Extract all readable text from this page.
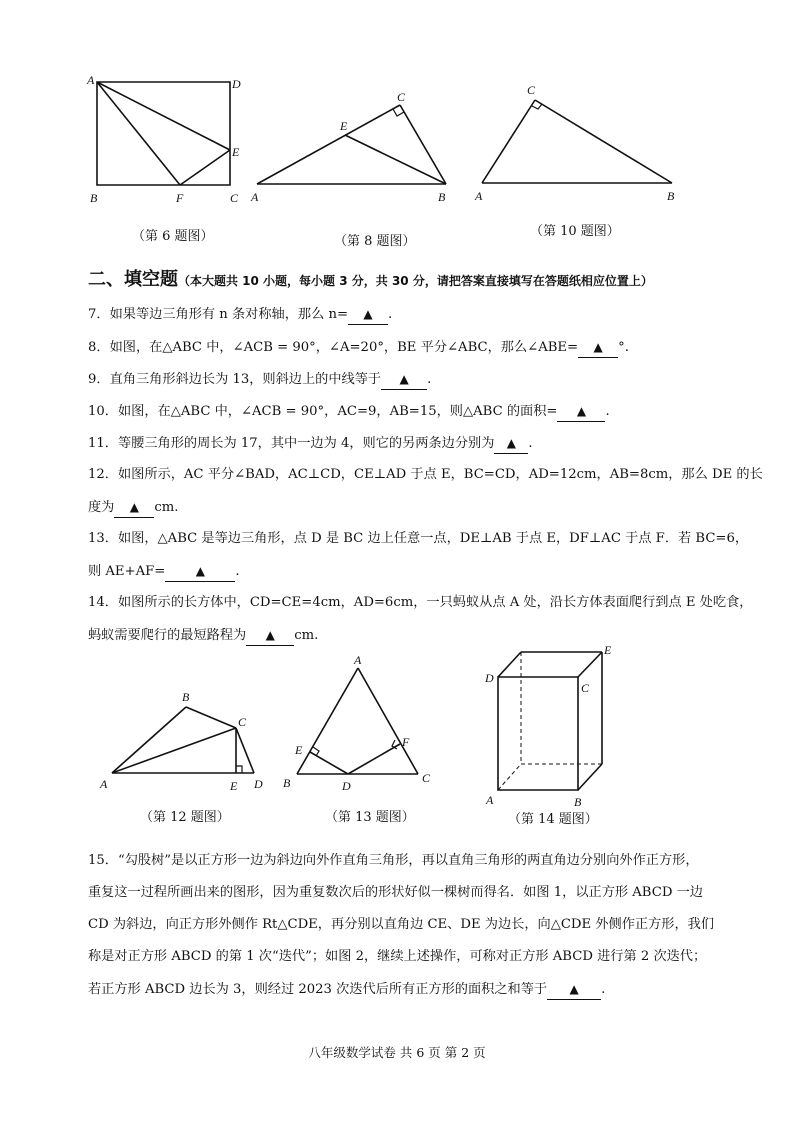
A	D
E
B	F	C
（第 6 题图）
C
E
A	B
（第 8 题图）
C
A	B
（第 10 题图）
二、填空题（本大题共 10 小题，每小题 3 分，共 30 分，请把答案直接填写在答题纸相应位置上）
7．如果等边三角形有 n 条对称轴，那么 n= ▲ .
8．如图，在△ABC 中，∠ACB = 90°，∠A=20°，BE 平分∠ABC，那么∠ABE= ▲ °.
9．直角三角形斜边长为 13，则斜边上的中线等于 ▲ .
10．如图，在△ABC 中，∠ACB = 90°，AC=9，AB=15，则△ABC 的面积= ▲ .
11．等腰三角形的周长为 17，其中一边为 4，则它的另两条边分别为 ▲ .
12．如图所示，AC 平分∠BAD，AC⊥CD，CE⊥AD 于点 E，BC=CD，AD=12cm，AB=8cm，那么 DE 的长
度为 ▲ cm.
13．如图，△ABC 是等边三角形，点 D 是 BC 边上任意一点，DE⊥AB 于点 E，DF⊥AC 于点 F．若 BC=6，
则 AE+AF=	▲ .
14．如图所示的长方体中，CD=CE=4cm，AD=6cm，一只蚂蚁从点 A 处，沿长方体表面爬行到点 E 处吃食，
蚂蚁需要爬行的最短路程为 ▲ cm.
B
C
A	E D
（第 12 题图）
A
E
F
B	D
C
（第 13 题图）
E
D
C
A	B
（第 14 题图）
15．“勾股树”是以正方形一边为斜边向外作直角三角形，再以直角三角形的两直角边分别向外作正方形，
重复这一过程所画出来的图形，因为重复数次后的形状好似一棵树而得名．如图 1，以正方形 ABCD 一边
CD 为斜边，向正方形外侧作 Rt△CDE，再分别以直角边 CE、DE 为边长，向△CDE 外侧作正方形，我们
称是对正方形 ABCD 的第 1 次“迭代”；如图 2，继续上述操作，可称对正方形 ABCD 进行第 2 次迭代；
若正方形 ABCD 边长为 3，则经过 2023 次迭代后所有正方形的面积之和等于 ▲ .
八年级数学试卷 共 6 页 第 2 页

──────────

_Required task_.
Leave the pictures out and reproduce all of the records exactly.

_Written solution_.
Extract all readable text from this page.
A	D
E
B	F	C
（第 6 题图）
C
E
A	B
（第 8 题图）
C
A	B
（第 10 题图）
二、填空题（本大题共 10 小题，每小题 3 分，共 30 分，请把答案直接填写在答题纸相应位置上）
7．如果等边三角形有 n 条对称轴，那么 n= ▲ .
8．如图，在△ABC 中，∠ACB = 90°，∠A=20°，BE 平分∠ABC，那么∠ABE= ▲ °.
9．直角三角形斜边长为 13，则斜边上的中线等于 ▲ .
10．如图，在△ABC 中，∠ACB = 90°，AC=9，AB=15，则△ABC 的面积= ▲ .
11．等腰三角形的周长为 17，其中一边为 4，则它的另两条边分别为 ▲ .
12．如图所示，AC 平分∠BAD，AC⊥CD，CE⊥AD 于点 E，BC=CD，AD=12cm，AB=8cm，那么 DE 的长
度为 ▲ cm.
13．如图，△ABC 是等边三角形，点 D 是 BC 边上任意一点，DE⊥AB 于点 E，DF⊥AC 于点 F．若 BC=6，
则 AE+AF=	▲ .
14．如图所示的长方体中，CD=CE=4cm，AD=6cm，一只蚂蚁从点 A 处，沿长方体表面爬行到点 E 处吃食，
蚂蚁需要爬行的最短路程为 ▲ cm.
B
C
A	E D
（第 12 题图）
A
E
F
B	D
C
（第 13 题图）
E
D
C
A	B
（第 14 题图）
15．“勾股树”是以正方形一边为斜边向外作直角三角形，再以直角三角形的两直角边分别向外作正方形，
重复这一过程所画出来的图形，因为重复数次后的形状好似一棵树而得名．如图 1，以正方形 ABCD 一边
CD 为斜边，向正方形外侧作 Rt△CDE，再分别以直角边 CE、DE 为边长，向△CDE 外侧作正方形，我们
称是对正方形 ABCD 的第 1 次“迭代”；如图 2，继续上述操作，可称对正方形 ABCD 进行第 2 次迭代；
若正方形 ABCD 边长为 3，则经过 2023 次迭代后所有正方形的面积之和等于 ▲ .
八年级数学试卷 共 6 页 第 2 页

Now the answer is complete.